**BRIEF**: Make an exact copy of the records, with the images left out.

**ENTRIES SHOWN**:
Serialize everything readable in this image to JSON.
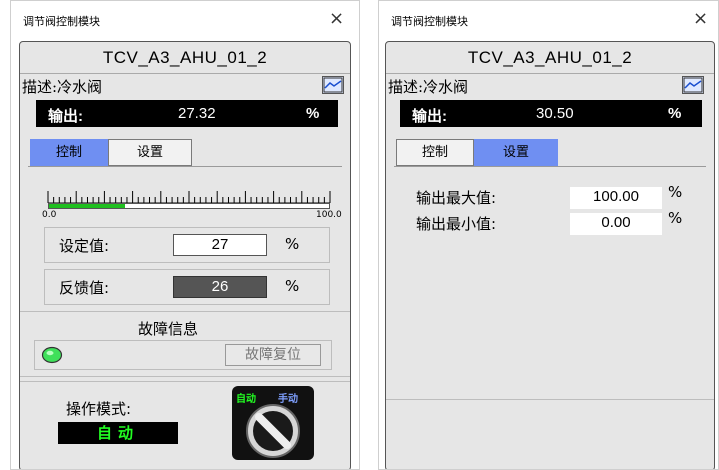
{
  "left": {
    "window_title": "调节阀控制模块",
    "close_glyph": "×",
    "tag": "TCV_A3_AHU_01_2",
    "description": "描述:冷水阀",
    "output_label": "输出:",
    "output_value": "27.32",
    "output_unit": "%",
    "tabs": [
      {
        "label": "控制",
        "active": true
      },
      {
        "label": "设置",
        "active": false
      }
    ],
    "scale_min": "0.0",
    "scale_max": "100.0",
    "scale_fill_fraction": 0.27,
    "setpoint_label": "设定值:",
    "setpoint_value": "27",
    "setpoint_unit": "%",
    "feedback_label": "反馈值:",
    "feedback_value": "26",
    "feedback_unit": "%",
    "fault_title": "故障信息",
    "fault_reset_label": "故障复位",
    "mode_label": "操作模式:",
    "mode_value": "自动",
    "switch_auto_label": "自动",
    "switch_manual_label": "手动"
  },
  "right": {
    "window_title": "调节阀控制模块",
    "close_glyph": "×",
    "tag": "TCV_A3_AHU_01_2",
    "description": "描述:冷水阀",
    "output_label": "输出:",
    "output_value": "30.50",
    "output_unit": "%",
    "tabs": [
      {
        "label": "控制",
        "active": false
      },
      {
        "label": "设置",
        "active": true
      }
    ],
    "max_label": "输出最大值:",
    "max_value": "100.00",
    "max_unit": "%",
    "min_label": "输出最小值:",
    "min_value": "0.00",
    "min_unit": "%"
  },
  "icons": [
    "trend-chart-icon",
    "status-lamp-icon",
    "selector-switch-icon",
    "close-icon"
  ],
  "colors": {
    "tab_active": "#6f8ff2",
    "output_bar": "#000000",
    "scale_fill": "#1fbf1f",
    "lamp": "#3fe05a",
    "mode_text": "#22ff22",
    "switch_auto": "#22ff22",
    "switch_manual": "#7fa0ff"
  }
}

**EXPECTED ANSWER**:
Serialize everything readable in this image to JSON.
{
  "left": {
    "window_title": "调节阀控制模块",
    "close_glyph": "×",
    "tag": "TCV_A3_AHU_01_2",
    "description": "描述:冷水阀",
    "output_label": "输出:",
    "output_value": "27.32",
    "output_unit": "%",
    "tabs": [
      {
        "label": "控制",
        "active": true
      },
      {
        "label": "设置",
        "active": false
      }
    ],
    "scale_min": "0.0",
    "scale_max": "100.0",
    "scale_fill_fraction": 0.27,
    "setpoint_label": "设定值:",
    "setpoint_value": "27",
    "setpoint_unit": "%",
    "feedback_label": "反馈值:",
    "feedback_value": "26",
    "feedback_unit": "%",
    "fault_title": "故障信息",
    "fault_reset_label": "故障复位",
    "mode_label": "操作模式:",
    "mode_value": "自动",
    "switch_auto_label": "自动",
    "switch_manual_label": "手动"
  },
  "right": {
    "window_title": "调节阀控制模块",
    "close_glyph": "×",
    "tag": "TCV_A3_AHU_01_2",
    "description": "描述:冷水阀",
    "output_label": "输出:",
    "output_value": "30.50",
    "output_unit": "%",
    "tabs": [
      {
        "label": "控制",
        "active": false
      },
      {
        "label": "设置",
        "active": true
      }
    ],
    "max_label": "输出最大值:",
    "max_value": "100.00",
    "max_unit": "%",
    "min_label": "输出最小值:",
    "min_value": "0.00",
    "min_unit": "%"
  },
  "icons": [
    "trend-chart-icon",
    "status-lamp-icon",
    "selector-switch-icon",
    "close-icon"
  ],
  "colors": {
    "tab_active": "#6f8ff2",
    "output_bar": "#000000",
    "scale_fill": "#1fbf1f",
    "lamp": "#3fe05a",
    "mode_text": "#22ff22",
    "switch_auto": "#22ff22",
    "switch_manual": "#7fa0ff"
  }
}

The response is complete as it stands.